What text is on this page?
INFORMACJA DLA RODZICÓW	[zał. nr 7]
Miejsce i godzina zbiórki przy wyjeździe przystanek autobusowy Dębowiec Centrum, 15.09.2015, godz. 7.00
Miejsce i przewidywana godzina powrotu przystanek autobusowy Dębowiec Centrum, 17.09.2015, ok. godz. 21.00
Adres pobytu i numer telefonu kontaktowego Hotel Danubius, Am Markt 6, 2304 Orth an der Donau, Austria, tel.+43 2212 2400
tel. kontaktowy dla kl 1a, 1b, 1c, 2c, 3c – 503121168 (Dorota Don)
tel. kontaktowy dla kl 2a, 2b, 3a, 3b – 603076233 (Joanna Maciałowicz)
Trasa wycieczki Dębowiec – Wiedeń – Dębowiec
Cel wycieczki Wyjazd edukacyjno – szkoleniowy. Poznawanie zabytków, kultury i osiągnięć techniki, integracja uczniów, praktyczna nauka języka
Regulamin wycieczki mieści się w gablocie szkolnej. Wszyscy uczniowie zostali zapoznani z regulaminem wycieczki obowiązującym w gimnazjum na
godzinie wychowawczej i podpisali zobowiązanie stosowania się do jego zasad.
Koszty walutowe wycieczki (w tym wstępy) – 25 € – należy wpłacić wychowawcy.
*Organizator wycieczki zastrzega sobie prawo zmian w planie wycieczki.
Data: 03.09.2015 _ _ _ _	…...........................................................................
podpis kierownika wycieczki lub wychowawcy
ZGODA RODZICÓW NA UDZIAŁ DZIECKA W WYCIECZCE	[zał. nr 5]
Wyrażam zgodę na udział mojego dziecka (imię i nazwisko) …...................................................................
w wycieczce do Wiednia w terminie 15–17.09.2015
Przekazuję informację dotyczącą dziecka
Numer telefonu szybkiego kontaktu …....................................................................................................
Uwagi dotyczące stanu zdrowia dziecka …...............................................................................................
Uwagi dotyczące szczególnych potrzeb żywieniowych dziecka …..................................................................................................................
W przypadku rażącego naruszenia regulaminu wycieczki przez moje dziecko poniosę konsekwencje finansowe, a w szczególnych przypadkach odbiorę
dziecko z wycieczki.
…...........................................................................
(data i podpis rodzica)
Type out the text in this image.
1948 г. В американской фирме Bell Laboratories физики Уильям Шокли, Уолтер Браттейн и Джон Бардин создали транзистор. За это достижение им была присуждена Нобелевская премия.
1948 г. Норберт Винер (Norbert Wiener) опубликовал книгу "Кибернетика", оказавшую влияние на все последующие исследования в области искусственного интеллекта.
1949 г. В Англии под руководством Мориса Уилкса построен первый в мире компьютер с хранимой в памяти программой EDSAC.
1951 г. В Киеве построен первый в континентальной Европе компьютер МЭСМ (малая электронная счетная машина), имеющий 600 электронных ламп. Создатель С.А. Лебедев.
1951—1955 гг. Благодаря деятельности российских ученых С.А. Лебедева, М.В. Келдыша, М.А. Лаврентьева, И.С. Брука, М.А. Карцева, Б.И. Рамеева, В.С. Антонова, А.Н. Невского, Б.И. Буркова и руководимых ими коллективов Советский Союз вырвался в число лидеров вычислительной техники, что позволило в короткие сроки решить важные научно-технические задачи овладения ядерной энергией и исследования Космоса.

◆ ◆ ◆ ◆ ◆

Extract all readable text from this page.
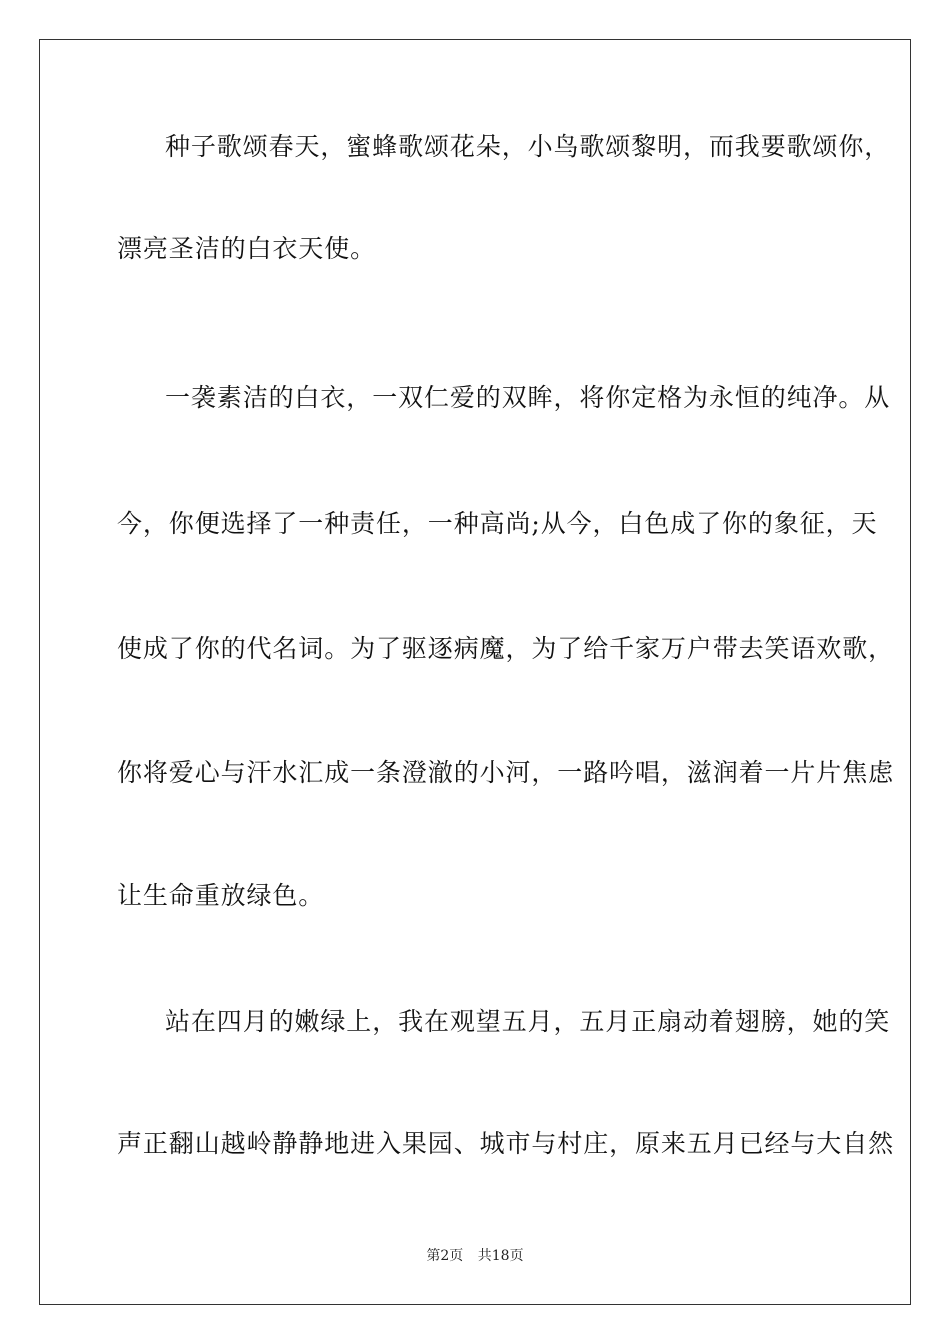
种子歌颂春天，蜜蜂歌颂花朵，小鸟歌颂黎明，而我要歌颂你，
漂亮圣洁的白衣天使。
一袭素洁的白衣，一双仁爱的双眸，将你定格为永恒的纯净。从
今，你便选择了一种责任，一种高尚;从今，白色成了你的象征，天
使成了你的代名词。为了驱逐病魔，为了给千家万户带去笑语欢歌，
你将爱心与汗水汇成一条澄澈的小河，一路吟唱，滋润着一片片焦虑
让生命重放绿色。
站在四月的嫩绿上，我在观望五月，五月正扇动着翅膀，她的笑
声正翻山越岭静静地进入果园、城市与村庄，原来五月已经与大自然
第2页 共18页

◆ ◆ ◆ ◆ ◆

Copy and report every line where the word "построен" is present.

- WRITTEN SOLUTION
1949 г. В Англии под руководством Мориса Уилкса построен первый в мире компьютер с хранимой в памяти программой EDSAC.
1951 г. В Киеве построен первый в континентальной Европе компьютер МЭСМ (малая электронная счетная машина), имеющий 600 электронных ламп. Создатель С.А. Лебедев.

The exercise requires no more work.